* TASK TO COMPLETE *
Reproduce the material starting at its first line and ending at the line that contains "take-pic-label-line2: Pic [459,358,485,378]", switching each "banner-graphic" to "banner-image" and leaving everything else unchanged.

* PROVIDED RECORDS *
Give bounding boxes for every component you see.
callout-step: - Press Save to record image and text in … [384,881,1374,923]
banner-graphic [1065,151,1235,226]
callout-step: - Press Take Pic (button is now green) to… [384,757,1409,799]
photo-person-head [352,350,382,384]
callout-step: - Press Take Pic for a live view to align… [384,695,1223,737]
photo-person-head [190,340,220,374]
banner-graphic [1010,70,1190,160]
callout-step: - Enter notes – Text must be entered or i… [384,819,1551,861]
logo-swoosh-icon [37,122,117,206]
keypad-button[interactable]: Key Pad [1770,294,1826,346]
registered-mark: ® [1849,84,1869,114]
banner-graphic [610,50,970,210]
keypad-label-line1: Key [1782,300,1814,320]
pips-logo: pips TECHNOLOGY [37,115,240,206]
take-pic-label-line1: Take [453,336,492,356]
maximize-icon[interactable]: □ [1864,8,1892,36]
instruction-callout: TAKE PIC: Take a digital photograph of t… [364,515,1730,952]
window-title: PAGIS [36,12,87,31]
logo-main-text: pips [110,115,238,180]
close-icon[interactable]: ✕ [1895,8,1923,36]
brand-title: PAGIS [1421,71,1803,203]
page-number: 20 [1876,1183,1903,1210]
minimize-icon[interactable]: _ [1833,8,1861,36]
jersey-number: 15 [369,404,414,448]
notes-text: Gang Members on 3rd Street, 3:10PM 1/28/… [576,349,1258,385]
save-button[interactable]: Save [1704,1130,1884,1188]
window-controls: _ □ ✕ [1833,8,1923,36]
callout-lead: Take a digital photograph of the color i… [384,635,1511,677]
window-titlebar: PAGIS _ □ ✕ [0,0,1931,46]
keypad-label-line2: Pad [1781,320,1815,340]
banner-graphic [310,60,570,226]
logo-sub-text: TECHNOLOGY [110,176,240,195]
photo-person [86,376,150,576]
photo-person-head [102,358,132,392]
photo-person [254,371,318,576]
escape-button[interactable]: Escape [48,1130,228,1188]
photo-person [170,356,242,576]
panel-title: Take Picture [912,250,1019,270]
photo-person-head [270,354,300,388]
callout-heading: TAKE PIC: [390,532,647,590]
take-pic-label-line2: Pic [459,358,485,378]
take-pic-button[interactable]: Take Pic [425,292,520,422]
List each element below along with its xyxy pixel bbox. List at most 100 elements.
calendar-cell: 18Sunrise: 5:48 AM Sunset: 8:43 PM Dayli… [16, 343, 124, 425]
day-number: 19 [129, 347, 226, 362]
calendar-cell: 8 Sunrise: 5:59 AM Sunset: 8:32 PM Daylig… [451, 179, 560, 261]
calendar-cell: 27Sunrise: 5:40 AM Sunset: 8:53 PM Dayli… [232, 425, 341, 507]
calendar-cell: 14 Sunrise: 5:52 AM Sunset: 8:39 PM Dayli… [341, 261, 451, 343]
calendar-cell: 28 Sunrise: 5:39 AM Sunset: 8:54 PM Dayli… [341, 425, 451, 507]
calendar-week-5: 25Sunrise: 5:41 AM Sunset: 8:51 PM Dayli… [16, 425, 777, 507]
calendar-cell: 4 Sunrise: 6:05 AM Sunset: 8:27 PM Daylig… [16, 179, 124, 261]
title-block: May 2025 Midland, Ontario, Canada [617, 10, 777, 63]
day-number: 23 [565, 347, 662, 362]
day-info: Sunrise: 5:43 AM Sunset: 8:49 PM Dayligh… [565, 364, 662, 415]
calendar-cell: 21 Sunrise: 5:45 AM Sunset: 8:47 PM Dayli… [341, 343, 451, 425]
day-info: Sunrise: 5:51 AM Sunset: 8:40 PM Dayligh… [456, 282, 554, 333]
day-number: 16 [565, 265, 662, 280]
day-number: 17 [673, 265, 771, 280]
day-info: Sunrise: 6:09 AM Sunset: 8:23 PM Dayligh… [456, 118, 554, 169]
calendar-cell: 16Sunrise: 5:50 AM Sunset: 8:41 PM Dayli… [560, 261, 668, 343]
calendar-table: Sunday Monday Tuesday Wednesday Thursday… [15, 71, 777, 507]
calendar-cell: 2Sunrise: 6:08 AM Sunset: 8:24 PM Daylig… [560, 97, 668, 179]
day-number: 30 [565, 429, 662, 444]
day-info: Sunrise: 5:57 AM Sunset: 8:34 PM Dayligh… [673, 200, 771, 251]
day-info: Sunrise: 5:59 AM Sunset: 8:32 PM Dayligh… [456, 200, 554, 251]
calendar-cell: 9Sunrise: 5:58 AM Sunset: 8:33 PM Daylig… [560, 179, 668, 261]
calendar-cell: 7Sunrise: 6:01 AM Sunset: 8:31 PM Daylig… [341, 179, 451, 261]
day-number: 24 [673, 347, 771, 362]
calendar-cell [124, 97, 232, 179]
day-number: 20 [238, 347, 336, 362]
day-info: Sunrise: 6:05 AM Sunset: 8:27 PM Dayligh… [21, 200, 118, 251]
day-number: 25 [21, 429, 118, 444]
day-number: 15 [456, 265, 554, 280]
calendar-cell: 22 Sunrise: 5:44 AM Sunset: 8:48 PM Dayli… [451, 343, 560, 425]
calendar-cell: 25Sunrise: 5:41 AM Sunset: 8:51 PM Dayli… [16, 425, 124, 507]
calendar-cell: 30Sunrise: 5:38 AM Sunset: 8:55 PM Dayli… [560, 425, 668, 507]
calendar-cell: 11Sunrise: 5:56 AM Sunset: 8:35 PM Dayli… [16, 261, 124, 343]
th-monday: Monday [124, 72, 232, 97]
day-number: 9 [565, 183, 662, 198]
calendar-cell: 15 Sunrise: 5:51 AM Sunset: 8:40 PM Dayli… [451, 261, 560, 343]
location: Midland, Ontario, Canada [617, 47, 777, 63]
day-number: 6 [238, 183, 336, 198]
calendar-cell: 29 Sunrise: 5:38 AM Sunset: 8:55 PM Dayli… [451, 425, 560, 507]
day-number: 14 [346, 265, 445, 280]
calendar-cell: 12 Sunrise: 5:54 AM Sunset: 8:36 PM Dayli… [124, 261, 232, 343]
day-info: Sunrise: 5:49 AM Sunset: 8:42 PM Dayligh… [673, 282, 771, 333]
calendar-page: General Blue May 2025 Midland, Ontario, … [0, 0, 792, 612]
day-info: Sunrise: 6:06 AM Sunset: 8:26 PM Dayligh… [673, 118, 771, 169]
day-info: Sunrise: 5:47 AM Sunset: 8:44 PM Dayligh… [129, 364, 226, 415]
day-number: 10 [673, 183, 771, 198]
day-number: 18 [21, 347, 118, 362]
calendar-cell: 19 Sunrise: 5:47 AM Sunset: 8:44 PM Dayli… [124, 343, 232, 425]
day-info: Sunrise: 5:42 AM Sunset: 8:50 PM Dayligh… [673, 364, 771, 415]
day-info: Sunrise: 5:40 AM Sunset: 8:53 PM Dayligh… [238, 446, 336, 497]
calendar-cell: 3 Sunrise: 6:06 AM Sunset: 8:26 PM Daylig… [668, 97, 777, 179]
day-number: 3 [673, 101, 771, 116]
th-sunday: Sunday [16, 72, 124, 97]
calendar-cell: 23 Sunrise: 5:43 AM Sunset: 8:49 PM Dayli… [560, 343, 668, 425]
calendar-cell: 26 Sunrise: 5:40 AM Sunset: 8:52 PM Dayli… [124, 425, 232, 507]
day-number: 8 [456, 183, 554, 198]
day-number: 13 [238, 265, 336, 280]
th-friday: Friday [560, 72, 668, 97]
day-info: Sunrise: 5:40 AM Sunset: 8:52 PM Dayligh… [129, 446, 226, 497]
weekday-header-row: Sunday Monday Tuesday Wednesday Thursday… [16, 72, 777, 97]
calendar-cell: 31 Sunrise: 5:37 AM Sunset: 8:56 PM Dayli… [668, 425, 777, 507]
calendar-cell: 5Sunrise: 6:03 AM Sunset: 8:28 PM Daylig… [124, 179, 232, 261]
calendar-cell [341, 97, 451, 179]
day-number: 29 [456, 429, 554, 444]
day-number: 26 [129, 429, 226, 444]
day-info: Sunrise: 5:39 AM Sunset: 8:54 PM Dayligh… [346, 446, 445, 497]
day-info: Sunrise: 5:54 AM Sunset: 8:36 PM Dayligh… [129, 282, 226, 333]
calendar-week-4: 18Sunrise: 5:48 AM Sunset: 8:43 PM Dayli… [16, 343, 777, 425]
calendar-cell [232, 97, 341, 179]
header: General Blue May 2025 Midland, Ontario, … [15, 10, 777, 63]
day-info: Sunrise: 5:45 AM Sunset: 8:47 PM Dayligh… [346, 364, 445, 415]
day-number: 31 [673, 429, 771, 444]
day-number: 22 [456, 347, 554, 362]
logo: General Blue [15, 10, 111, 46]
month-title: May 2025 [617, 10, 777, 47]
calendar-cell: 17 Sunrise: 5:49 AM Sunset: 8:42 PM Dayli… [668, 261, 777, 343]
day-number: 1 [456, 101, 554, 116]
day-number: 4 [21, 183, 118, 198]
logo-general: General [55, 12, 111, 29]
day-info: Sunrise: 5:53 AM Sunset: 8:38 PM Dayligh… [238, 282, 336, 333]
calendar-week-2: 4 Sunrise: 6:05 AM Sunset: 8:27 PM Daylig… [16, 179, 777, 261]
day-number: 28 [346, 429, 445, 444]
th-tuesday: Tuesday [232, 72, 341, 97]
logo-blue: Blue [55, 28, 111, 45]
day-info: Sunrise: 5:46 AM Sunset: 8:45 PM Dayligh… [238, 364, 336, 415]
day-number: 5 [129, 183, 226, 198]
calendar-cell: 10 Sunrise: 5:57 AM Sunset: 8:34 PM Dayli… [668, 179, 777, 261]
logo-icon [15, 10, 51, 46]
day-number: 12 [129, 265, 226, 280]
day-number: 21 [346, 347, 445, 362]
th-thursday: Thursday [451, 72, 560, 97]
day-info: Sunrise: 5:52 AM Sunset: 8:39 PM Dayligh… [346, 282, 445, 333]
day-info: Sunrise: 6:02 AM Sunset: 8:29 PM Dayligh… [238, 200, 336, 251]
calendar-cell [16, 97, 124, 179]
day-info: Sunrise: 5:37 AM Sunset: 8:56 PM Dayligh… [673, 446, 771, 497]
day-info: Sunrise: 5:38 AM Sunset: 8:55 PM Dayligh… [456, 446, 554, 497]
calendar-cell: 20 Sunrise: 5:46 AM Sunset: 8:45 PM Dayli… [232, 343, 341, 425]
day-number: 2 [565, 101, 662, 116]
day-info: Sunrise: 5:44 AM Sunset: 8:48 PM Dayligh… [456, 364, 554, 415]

* ANSWER FOR THIS EXERCISE *
Give bounding boxes for every component you see.
callout-step: - Press Save to record image and text in … [384,881,1374,923]
banner-image [1065,151,1235,226]
callout-step: - Press Take Pic (button is now green) to… [384,757,1409,799]
photo-person-head [352,350,382,384]
callout-step: - Press Take Pic for a live view to align… [384,695,1223,737]
photo-person-head [190,340,220,374]
banner-image [1010,70,1190,160]
callout-step: - Enter notes – Text must be entered or i… [384,819,1551,861]
logo-swoosh-icon [37,122,117,206]
keypad-button[interactable]: Key Pad [1770,294,1826,346]
registered-mark: ® [1849,84,1869,114]
banner-image [610,50,970,210]
keypad-label-line1: Key [1782,300,1814,320]
pips-logo: pips TECHNOLOGY [37,115,240,206]
take-pic-label-line1: Take [453,336,492,356]
maximize-icon[interactable]: □ [1864,8,1892,36]
instruction-callout: TAKE PIC: Take a digital photograph of t… [364,515,1730,952]
window-title: PAGIS [36,12,87,31]
logo-main-text: pips [110,115,238,180]
close-icon[interactable]: ✕ [1895,8,1923,36]
brand-title: PAGIS [1421,71,1803,203]
page-number: 20 [1876,1183,1903,1210]
minimize-icon[interactable]: _ [1833,8,1861,36]
jersey-number: 15 [369,404,414,448]
notes-text: Gang Members on 3rd Street, 3:10PM 1/28/… [576,349,1258,385]
save-button[interactable]: Save [1704,1130,1884,1188]
window-controls: _ □ ✕ [1833,8,1923,36]
callout-lead: Take a digital photograph of the color i… [384,635,1511,677]
window-titlebar: PAGIS _ □ ✕ [0,0,1931,46]
keypad-label-line2: Pad [1781,320,1815,340]
banner-image [310,60,570,226]
logo-sub-text: TECHNOLOGY [110,176,240,195]
photo-person [86,376,150,576]
photo-person-head [102,358,132,392]
photo-person [254,371,318,576]
escape-button[interactable]: Escape [48,1130,228,1188]
photo-person [170,356,242,576]
panel-title: Take Picture [912,250,1019,270]
photo-person-head [270,354,300,388]
callout-heading: TAKE PIC: [390,532,647,590]
take-pic-label-line2: Pic [459,358,485,378]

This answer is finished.